┌────────

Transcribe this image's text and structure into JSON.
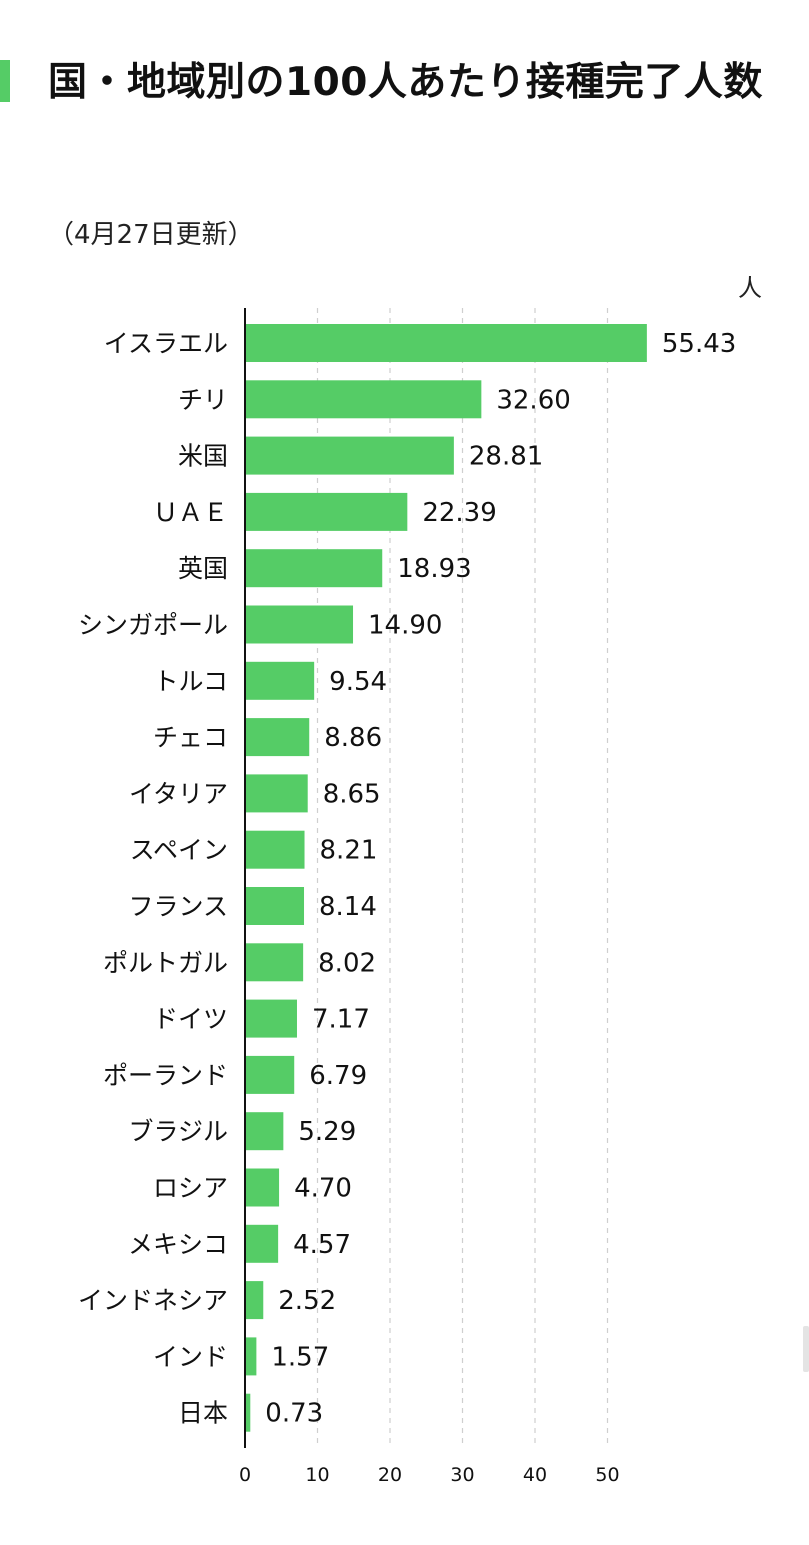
{
  "title": "国・地域別の100人あたり接種完了人数",
  "subtitle": "（4月27日更新）",
  "unit": "人",
  "colors": {
    "bar": "#55cc66",
    "accent": "#55cc66",
    "grid": "#cfcfcf",
    "axis": "#111111",
    "text": "#111111"
  },
  "chart_data": {
    "type": "bar",
    "orientation": "horizontal",
    "title": "国・地域別の100人あたり接種完了人数",
    "subtitle": "（4月27日更新）",
    "unit": "人",
    "categories": [
      "イスラエル",
      "チリ",
      "米国",
      "ＵＡＥ",
      "英国",
      "シンガポール",
      "トルコ",
      "チェコ",
      "イタリア",
      "スペイン",
      "フランス",
      "ポルトガル",
      "ドイツ",
      "ポーランド",
      "ブラジル",
      "ロシア",
      "メキシコ",
      "インドネシア",
      "インド",
      "日本"
    ],
    "values": [
      55.43,
      32.6,
      28.81,
      22.39,
      18.93,
      14.9,
      9.54,
      8.86,
      8.65,
      8.21,
      8.14,
      8.02,
      7.17,
      6.79,
      5.29,
      4.7,
      4.57,
      2.52,
      1.57,
      0.73
    ],
    "value_labels": [
      "55.43",
      "32.60",
      "28.81",
      "22.39",
      "18.93",
      "14.90",
      "9.54",
      "8.86",
      "8.65",
      "8.21",
      "8.14",
      "8.02",
      "7.17",
      "6.79",
      "5.29",
      "4.70",
      "4.57",
      "2.52",
      "1.57",
      "0.73"
    ],
    "x_ticks": [
      0,
      10,
      20,
      30,
      40,
      50
    ],
    "xlim": [
      0,
      55.43
    ],
    "grid": "vertical dashed",
    "legend": "none"
  }
}
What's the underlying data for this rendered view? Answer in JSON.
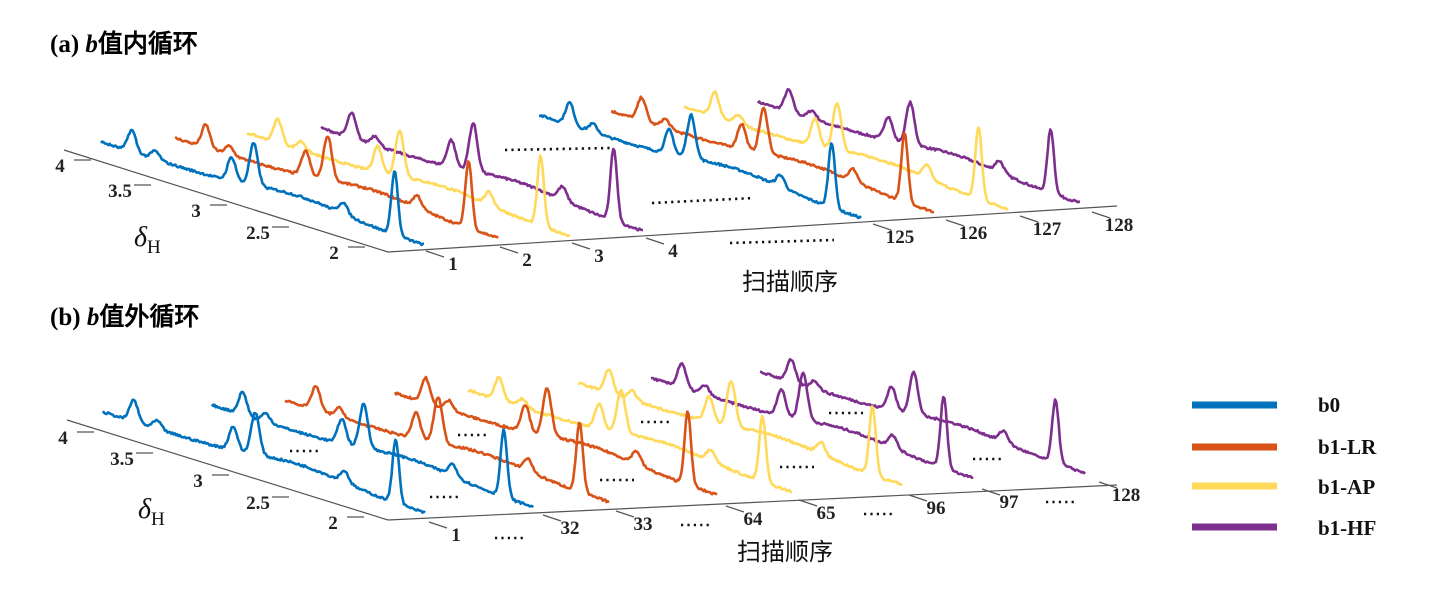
{
  "series": [
    {
      "name": "b0",
      "color": "#0072BD"
    },
    {
      "name": "b1-LR",
      "color": "#D95319"
    },
    {
      "name": "b1-AP",
      "color": "#FFD95A"
    },
    {
      "name": "b1-HF",
      "color": "#7E2F8E"
    }
  ],
  "chart_data": [
    {
      "type": "line",
      "subtype": "3d-waterfall",
      "title": {
        "prefix": "(a) ",
        "symbol": "b",
        "text": "值内循环"
      },
      "ylabel": {
        "symbol": "δ",
        "subscript": "H"
      },
      "yticks": [
        "4",
        "3.5",
        "3",
        "2.5",
        "2"
      ],
      "ylim": [
        1.9,
        4.1
      ],
      "xlabel": "扫描顺序",
      "xticks": [
        "1",
        "2",
        "3",
        "4",
        "125",
        "126",
        "127",
        "128"
      ],
      "x_series": [
        "b0",
        "b1-LR",
        "b1-AP",
        "b1-HF",
        "b0",
        "b1-LR",
        "b1-AP",
        "b1-HF"
      ],
      "peaks_delta_ppm": [
        3.89,
        3.73,
        3.21,
        3.06,
        2.45,
        2.1
      ],
      "peaks_relative_intensity": [
        0.34,
        0.13,
        0.37,
        0.66,
        0.18,
        1.0
      ]
    },
    {
      "type": "line",
      "subtype": "3d-waterfall",
      "title": {
        "prefix": "(b) ",
        "symbol": "b",
        "text": "值外循环"
      },
      "ylabel": {
        "symbol": "δ",
        "subscript": "H"
      },
      "yticks": [
        "4",
        "3.5",
        "3",
        "2.5",
        "2"
      ],
      "ylim": [
        1.9,
        4.1
      ],
      "xlabel": "扫描顺序",
      "xticks": [
        "1",
        "32",
        "33",
        "64",
        "65",
        "96",
        "97",
        "128"
      ],
      "x_series": [
        "b0",
        "b0",
        "b1-LR",
        "b1-LR",
        "b1-AP",
        "b1-AP",
        "b1-HF",
        "b1-HF"
      ],
      "peaks_delta_ppm": [
        3.89,
        3.73,
        3.21,
        3.06,
        2.45,
        2.1
      ],
      "peaks_relative_intensity": [
        0.34,
        0.13,
        0.37,
        0.66,
        0.18,
        1.0
      ]
    }
  ]
}
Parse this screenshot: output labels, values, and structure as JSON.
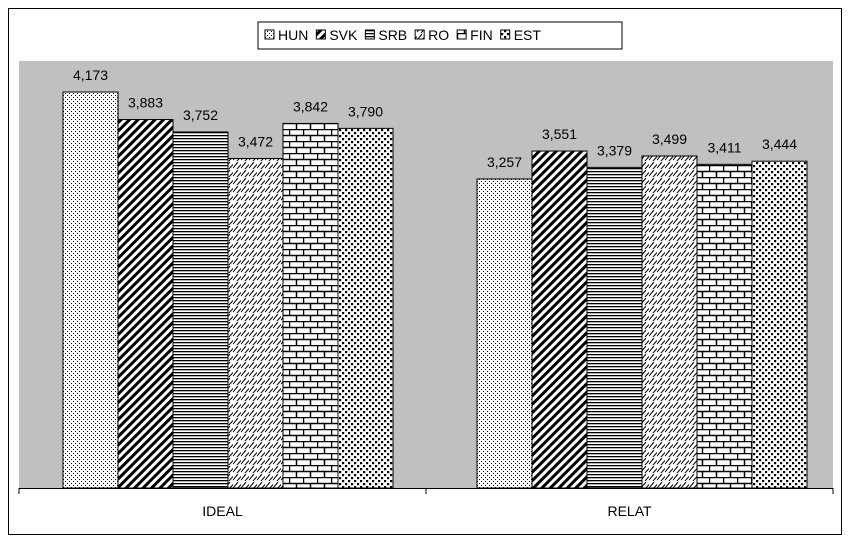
{
  "chart_data": {
    "type": "bar",
    "title": "",
    "xlabel": "",
    "ylabel": "",
    "categories": [
      "IDEAL",
      "RELAT"
    ],
    "series": [
      {
        "name": "HUN",
        "values": [
          4.173,
          3.257
        ],
        "labels": [
          "4,173",
          "3,257"
        ],
        "pattern": "dots"
      },
      {
        "name": "SVK",
        "values": [
          3.883,
          3.551
        ],
        "labels": [
          "3,883",
          "3,551"
        ],
        "pattern": "wide-diagonal"
      },
      {
        "name": "SRB",
        "values": [
          3.752,
          3.379
        ],
        "labels": [
          "3,752",
          "3,379"
        ],
        "pattern": "horizontal"
      },
      {
        "name": "RO",
        "values": [
          3.472,
          3.499
        ],
        "labels": [
          "3,472",
          "3,499"
        ],
        "pattern": "dashed-diagonal"
      },
      {
        "name": "FIN",
        "values": [
          3.842,
          3.411
        ],
        "labels": [
          "3,842",
          "3,411"
        ],
        "pattern": "brick"
      },
      {
        "name": "EST",
        "values": [
          3.79,
          3.444
        ],
        "labels": [
          "3,790",
          "3,444"
        ],
        "pattern": "large-dots"
      }
    ],
    "ylim": [
      0,
      4.5
    ],
    "grid": false,
    "legend_position": "top",
    "plot_background": "#c0c0c0"
  }
}
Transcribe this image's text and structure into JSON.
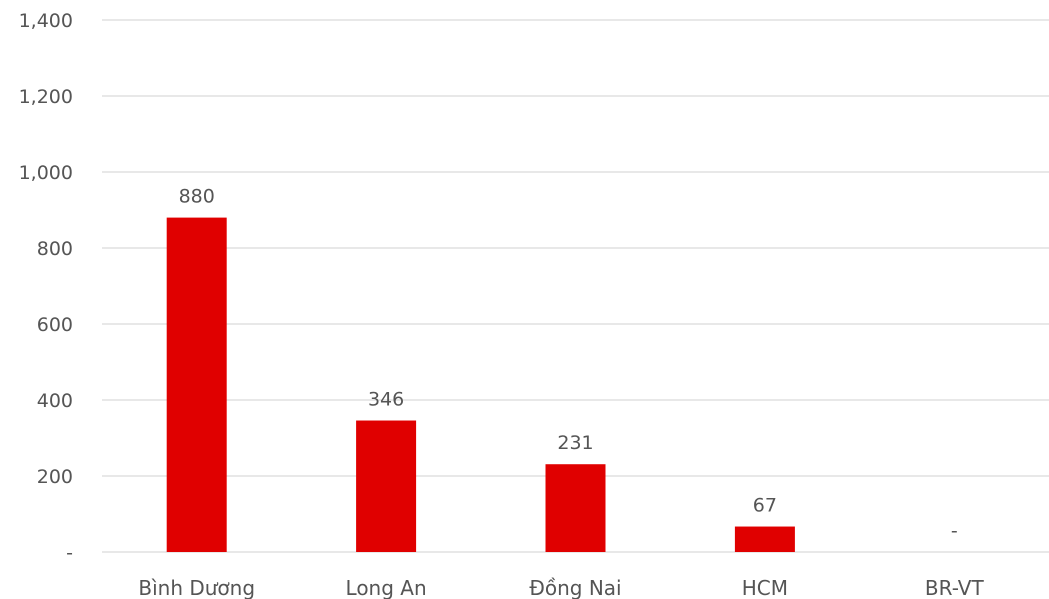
{
  "chart_data": {
    "type": "bar",
    "categories": [
      "Bình Dương",
      "Long An",
      "Đồng Nai",
      "HCM",
      "BR-VT"
    ],
    "values": [
      880,
      346,
      231,
      67,
      0
    ],
    "data_labels": [
      "880",
      "346",
      "231",
      "67",
      "-"
    ],
    "ylim": [
      0,
      1400
    ],
    "yticks": [
      0,
      200,
      400,
      600,
      800,
      1000,
      1200,
      1400
    ],
    "ytick_labels": [
      "-",
      "200",
      "400",
      "600",
      "800",
      "1,000",
      "1,200",
      "1,400"
    ],
    "title": "",
    "xlabel": "",
    "ylabel": "",
    "grid": true,
    "legend": "none",
    "bar_color": "#e00000"
  }
}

└────────

Written problem = Strip out the pictures and quote the remaining data word for word.

The response =
Transcribe this image's text and structure into JSON.
{
  "title": "国・地域別の100人あたり接種完了人数",
  "subtitle": "（4月27日更新）",
  "unit": "人",
  "colors": {
    "bar": "#55cc66",
    "accent": "#55cc66",
    "grid": "#cfcfcf",
    "axis": "#111111",
    "text": "#111111"
  },
  "chart_data": {
    "type": "bar",
    "orientation": "horizontal",
    "title": "国・地域別の100人あたり接種完了人数",
    "subtitle": "（4月27日更新）",
    "unit": "人",
    "categories": [
      "イスラエル",
      "チリ",
      "米国",
      "ＵＡＥ",
      "英国",
      "シンガポール",
      "トルコ",
      "チェコ",
      "イタリア",
      "スペイン",
      "フランス",
      "ポルトガル",
      "ドイツ",
      "ポーランド",
      "ブラジル",
      "ロシア",
      "メキシコ",
      "インドネシア",
      "インド",
      "日本"
    ],
    "values": [
      55.43,
      32.6,
      28.81,
      22.39,
      18.93,
      14.9,
      9.54,
      8.86,
      8.65,
      8.21,
      8.14,
      8.02,
      7.17,
      6.79,
      5.29,
      4.7,
      4.57,
      2.52,
      1.57,
      0.73
    ],
    "value_labels": [
      "55.43",
      "32.60",
      "28.81",
      "22.39",
      "18.93",
      "14.90",
      "9.54",
      "8.86",
      "8.65",
      "8.21",
      "8.14",
      "8.02",
      "7.17",
      "6.79",
      "5.29",
      "4.70",
      "4.57",
      "2.52",
      "1.57",
      "0.73"
    ],
    "x_ticks": [
      0,
      10,
      20,
      30,
      40,
      50
    ],
    "xlim": [
      0,
      55.43
    ],
    "grid": "vertical dashed",
    "legend": "none"
  }
}
What's the underlying data for this rendered view? Answer in JSON.
{
  "series": [
    {
      "name": "b0",
      "color": "#0072BD"
    },
    {
      "name": "b1-LR",
      "color": "#D95319"
    },
    {
      "name": "b1-AP",
      "color": "#FFD95A"
    },
    {
      "name": "b1-HF",
      "color": "#7E2F8E"
    }
  ],
  "chart_data": [
    {
      "type": "line",
      "subtype": "3d-waterfall",
      "title": {
        "prefix": "(a) ",
        "symbol": "b",
        "text": "值内循环"
      },
      "ylabel": {
        "symbol": "δ",
        "subscript": "H"
      },
      "yticks": [
        "4",
        "3.5",
        "3",
        "2.5",
        "2"
      ],
      "ylim": [
        1.9,
        4.1
      ],
      "xlabel": "扫描顺序",
      "xticks": [
        "1",
        "2",
        "3",
        "4",
        "125",
        "126",
        "127",
        "128"
      ],
      "x_series": [
        "b0",
        "b1-LR",
        "b1-AP",
        "b1-HF",
        "b0",
        "b1-LR",
        "b1-AP",
        "b1-HF"
      ],
      "peaks_delta_ppm": [
        3.89,
        3.73,
        3.21,
        3.06,
        2.45,
        2.1
      ],
      "peaks_relative_intensity": [
        0.34,
        0.13,
        0.37,
        0.66,
        0.18,
        1.0
      ]
    },
    {
      "type": "line",
      "subtype": "3d-waterfall",
      "title": {
        "prefix": "(b) ",
        "symbol": "b",
        "text": "值外循环"
      },
      "ylabel": {
        "symbol": "δ",
        "subscript": "H"
      },
      "yticks": [
        "4",
        "3.5",
        "3",
        "2.5",
        "2"
      ],
      "ylim": [
        1.9,
        4.1
      ],
      "xlabel": "扫描顺序",
      "xticks": [
        "1",
        "32",
        "33",
        "64",
        "65",
        "96",
        "97",
        "128"
      ],
      "x_series": [
        "b0",
        "b0",
        "b1-LR",
        "b1-LR",
        "b1-AP",
        "b1-AP",
        "b1-HF",
        "b1-HF"
      ],
      "peaks_delta_ppm": [
        3.89,
        3.73,
        3.21,
        3.06,
        2.45,
        2.1
      ],
      "peaks_relative_intensity": [
        0.34,
        0.13,
        0.37,
        0.66,
        0.18,
        1.0
      ]
    }
  ]
}
Parse this screenshot: output labels, values, and structure as JSON.
{
  "chart_data": {
    "type": "bar",
    "title": "",
    "xlabel": "",
    "ylabel": "",
    "categories": [
      "IDEAL",
      "RELAT"
    ],
    "series": [
      {
        "name": "HUN",
        "values": [
          4.173,
          3.257
        ],
        "labels": [
          "4,173",
          "3,257"
        ],
        "pattern": "dots"
      },
      {
        "name": "SVK",
        "values": [
          3.883,
          3.551
        ],
        "labels": [
          "3,883",
          "3,551"
        ],
        "pattern": "wide-diagonal"
      },
      {
        "name": "SRB",
        "values": [
          3.752,
          3.379
        ],
        "labels": [
          "3,752",
          "3,379"
        ],
        "pattern": "horizontal"
      },
      {
        "name": "RO",
        "values": [
          3.472,
          3.499
        ],
        "labels": [
          "3,472",
          "3,499"
        ],
        "pattern": "dashed-diagonal"
      },
      {
        "name": "FIN",
        "values": [
          3.842,
          3.411
        ],
        "labels": [
          "3,842",
          "3,411"
        ],
        "pattern": "brick"
      },
      {
        "name": "EST",
        "values": [
          3.79,
          3.444
        ],
        "labels": [
          "3,790",
          "3,444"
        ],
        "pattern": "large-dots"
      }
    ],
    "ylim": [
      0,
      4.5
    ],
    "grid": false,
    "legend_position": "top",
    "plot_background": "#c0c0c0"
  }
}
Transcribe this image's text and structure into JSON.
{
  "chart_data": {
    "type": "bar",
    "categories": [
      "Bình Dương",
      "Long An",
      "Đồng Nai",
      "HCM",
      "BR-VT"
    ],
    "values": [
      880,
      346,
      231,
      67,
      0
    ],
    "data_labels": [
      "880",
      "346",
      "231",
      "67",
      "-"
    ],
    "ylim": [
      0,
      1400
    ],
    "yticks": [
      0,
      200,
      400,
      600,
      800,
      1000,
      1200,
      1400
    ],
    "ytick_labels": [
      "-",
      "200",
      "400",
      "600",
      "800",
      "1,000",
      "1,200",
      "1,400"
    ],
    "title": "",
    "xlabel": "",
    "ylabel": "",
    "grid": true,
    "legend": "none",
    "bar_color": "#e00000"
  }
}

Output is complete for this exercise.